WORK REQUIRED.
Write out every line of the material as it stands, apart from the pictures.

(Dataset rows about figures)
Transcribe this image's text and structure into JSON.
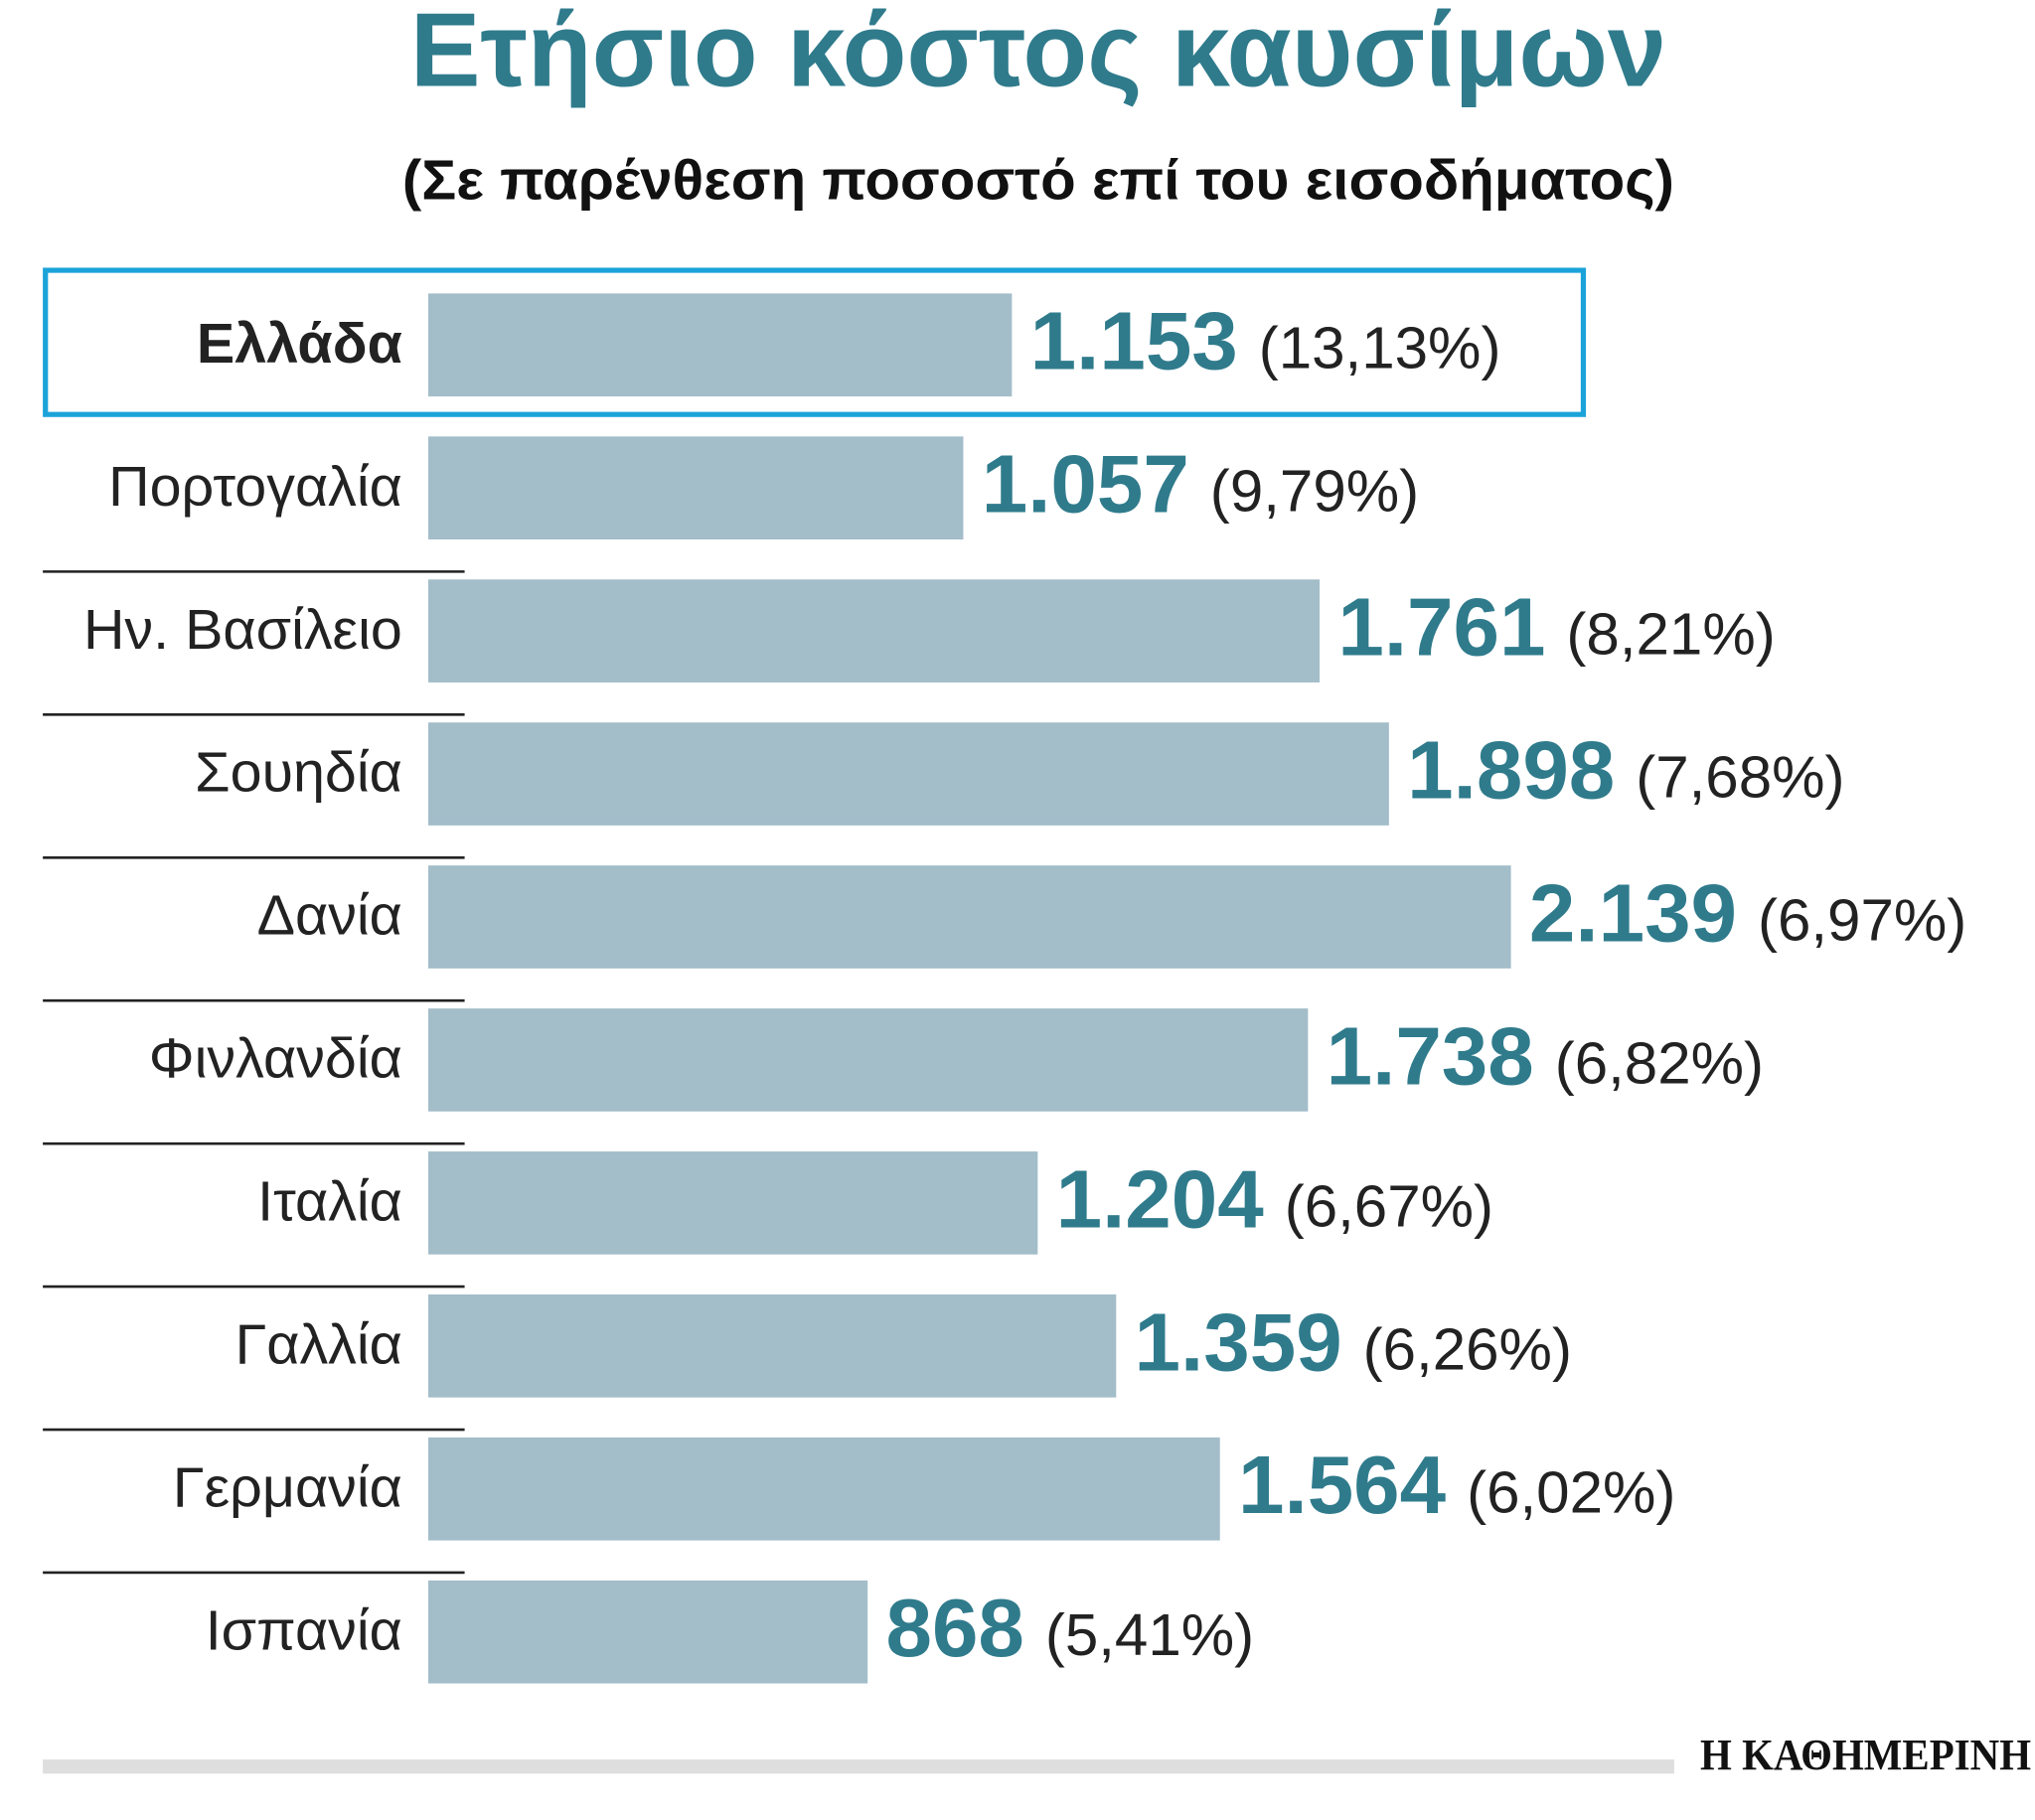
{
  "chart_data": {
    "type": "bar",
    "orientation": "horizontal",
    "title": "Ετήσιο κόστος καυσίμων",
    "subtitle": "(Σε παρένθεση ποσοστό επί του εισοδήματος)",
    "categories": [
      "Ελλάδα",
      "Πορτογαλία",
      "Ην. Βασίλειο",
      "Σουηδία",
      "Δανία",
      "Φινλανδία",
      "Ιταλία",
      "Γαλλία",
      "Γερμανία",
      "Ισπανία"
    ],
    "series": [
      {
        "color": "#a3bdc9",
        "values": [
          1153,
          1057,
          1761,
          1898,
          2139,
          1738,
          1204,
          1359,
          1564,
          868
        ],
        "value_labels": [
          "1.153",
          "1.057",
          "1.761",
          "1.898",
          "2.139",
          "1.738",
          "1.204",
          "1.359",
          "1.564",
          "868"
        ],
        "shares": [
          13.13,
          9.79,
          8.21,
          7.68,
          6.97,
          6.82,
          6.67,
          6.26,
          6.02,
          5.41
        ],
        "share_labels": [
          "(13,13%)",
          "(9,79%)",
          "(8,21%)",
          "(7,68%)",
          "(6,97%)",
          "(6,82%)",
          "(6,67%)",
          "(6,26%)",
          "(6,02%)",
          "(5,41%)"
        ]
      }
    ],
    "xlim": [
      0,
      3000
    ],
    "highlight_index": 0,
    "highlight_color": "#1ba3d9",
    "label_color": "#2f7b8c",
    "source": "Η ΚΑΘΗΜΕΡΙΝΗ"
  }
}
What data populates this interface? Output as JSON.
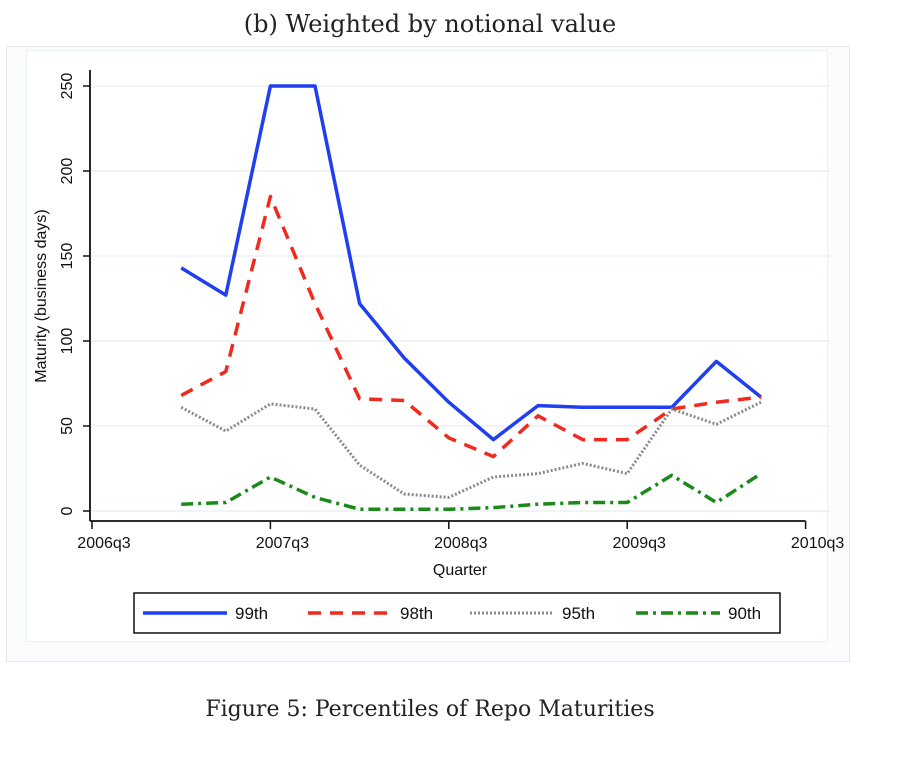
{
  "figure": {
    "subtitle": "(b) Weighted by notional value",
    "caption": "Figure 5: Percentiles of Repo Maturities"
  },
  "chart_data": {
    "type": "line",
    "title": "(b) Weighted by notional value",
    "xlabel": "Quarter",
    "ylabel": "Maturity (business days)",
    "x_ticks": [
      "2006q3",
      "2007q3",
      "2008q3",
      "2009q3",
      "2010q3"
    ],
    "y_ticks": [
      0,
      50,
      100,
      150,
      200,
      250
    ],
    "ylim": [
      0,
      250
    ],
    "xlim": [
      "2006q3",
      "2010q3"
    ],
    "x": [
      "2007q1",
      "2007q2",
      "2007q3",
      "2007q4",
      "2008q1",
      "2008q2",
      "2008q3",
      "2008q4",
      "2009q1",
      "2009q2",
      "2009q3",
      "2009q4",
      "2010q1",
      "2010q2"
    ],
    "x_index": [
      2,
      3,
      4,
      5,
      6,
      7,
      8,
      9,
      10,
      11,
      12,
      13,
      14,
      15
    ],
    "grid": true,
    "legend_position": "bottom",
    "series": [
      {
        "name": "99th",
        "color": "#1f3ff0",
        "style": "solid",
        "values": [
          143,
          127,
          250,
          250,
          122,
          90,
          64,
          42,
          62,
          61,
          61,
          61,
          88,
          67
        ]
      },
      {
        "name": "98th",
        "color": "#f02a1f",
        "style": "dash",
        "values": [
          68,
          82,
          185,
          122,
          66,
          65,
          43,
          32,
          56,
          42,
          42,
          60,
          64,
          67
        ]
      },
      {
        "name": "95th",
        "color": "#8a8a8a",
        "style": "dot",
        "values": [
          61,
          47,
          63,
          60,
          27,
          10,
          8,
          20,
          22,
          28,
          22,
          60,
          51,
          64
        ]
      },
      {
        "name": "90th",
        "color": "#1a8a1a",
        "style": "dashdot",
        "values": [
          4,
          5,
          20,
          8,
          1,
          1,
          1,
          2,
          4,
          5,
          5,
          21,
          5,
          22
        ]
      }
    ]
  }
}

SOLVED EXERCISE.
Transcribe this image's text and structure into JSON.
{
  "chart_data": {
    "type": "bar",
    "orientation": "horizontal",
    "title": "Ετήσιο κόστος καυσίμων",
    "subtitle": "(Σε παρένθεση ποσοστό επί του εισοδήματος)",
    "categories": [
      "Ελλάδα",
      "Πορτογαλία",
      "Ην. Βασίλειο",
      "Σουηδία",
      "Δανία",
      "Φινλανδία",
      "Ιταλία",
      "Γαλλία",
      "Γερμανία",
      "Ισπανία"
    ],
    "series": [
      {
        "color": "#a3bdc9",
        "values": [
          1153,
          1057,
          1761,
          1898,
          2139,
          1738,
          1204,
          1359,
          1564,
          868
        ],
        "value_labels": [
          "1.153",
          "1.057",
          "1.761",
          "1.898",
          "2.139",
          "1.738",
          "1.204",
          "1.359",
          "1.564",
          "868"
        ],
        "shares": [
          13.13,
          9.79,
          8.21,
          7.68,
          6.97,
          6.82,
          6.67,
          6.26,
          6.02,
          5.41
        ],
        "share_labels": [
          "(13,13%)",
          "(9,79%)",
          "(8,21%)",
          "(7,68%)",
          "(6,97%)",
          "(6,82%)",
          "(6,67%)",
          "(6,26%)",
          "(6,02%)",
          "(5,41%)"
        ]
      }
    ],
    "xlim": [
      0,
      3000
    ],
    "highlight_index": 0,
    "highlight_color": "#1ba3d9",
    "label_color": "#2f7b8c",
    "source": "Η ΚΑΘΗΜΕΡΙΝΗ"
  }
}
What data populates this interface? Output as JSON.
{
  "figure": {
    "subtitle": "(b) Weighted by notional value",
    "caption": "Figure 5: Percentiles of Repo Maturities"
  },
  "chart_data": {
    "type": "line",
    "title": "(b) Weighted by notional value",
    "xlabel": "Quarter",
    "ylabel": "Maturity (business days)",
    "x_ticks": [
      "2006q3",
      "2007q3",
      "2008q3",
      "2009q3",
      "2010q3"
    ],
    "y_ticks": [
      0,
      50,
      100,
      150,
      200,
      250
    ],
    "ylim": [
      0,
      250
    ],
    "xlim": [
      "2006q3",
      "2010q3"
    ],
    "x": [
      "2007q1",
      "2007q2",
      "2007q3",
      "2007q4",
      "2008q1",
      "2008q2",
      "2008q3",
      "2008q4",
      "2009q1",
      "2009q2",
      "2009q3",
      "2009q4",
      "2010q1",
      "2010q2"
    ],
    "x_index": [
      2,
      3,
      4,
      5,
      6,
      7,
      8,
      9,
      10,
      11,
      12,
      13,
      14,
      15
    ],
    "grid": true,
    "legend_position": "bottom",
    "series": [
      {
        "name": "99th",
        "color": "#1f3ff0",
        "style": "solid",
        "values": [
          143,
          127,
          250,
          250,
          122,
          90,
          64,
          42,
          62,
          61,
          61,
          61,
          88,
          67
        ]
      },
      {
        "name": "98th",
        "color": "#f02a1f",
        "style": "dash",
        "values": [
          68,
          82,
          185,
          122,
          66,
          65,
          43,
          32,
          56,
          42,
          42,
          60,
          64,
          67
        ]
      },
      {
        "name": "95th",
        "color": "#8a8a8a",
        "style": "dot",
        "values": [
          61,
          47,
          63,
          60,
          27,
          10,
          8,
          20,
          22,
          28,
          22,
          60,
          51,
          64
        ]
      },
      {
        "name": "90th",
        "color": "#1a8a1a",
        "style": "dashdot",
        "values": [
          4,
          5,
          20,
          8,
          1,
          1,
          1,
          2,
          4,
          5,
          5,
          21,
          5,
          22
        ]
      }
    ]
  }
}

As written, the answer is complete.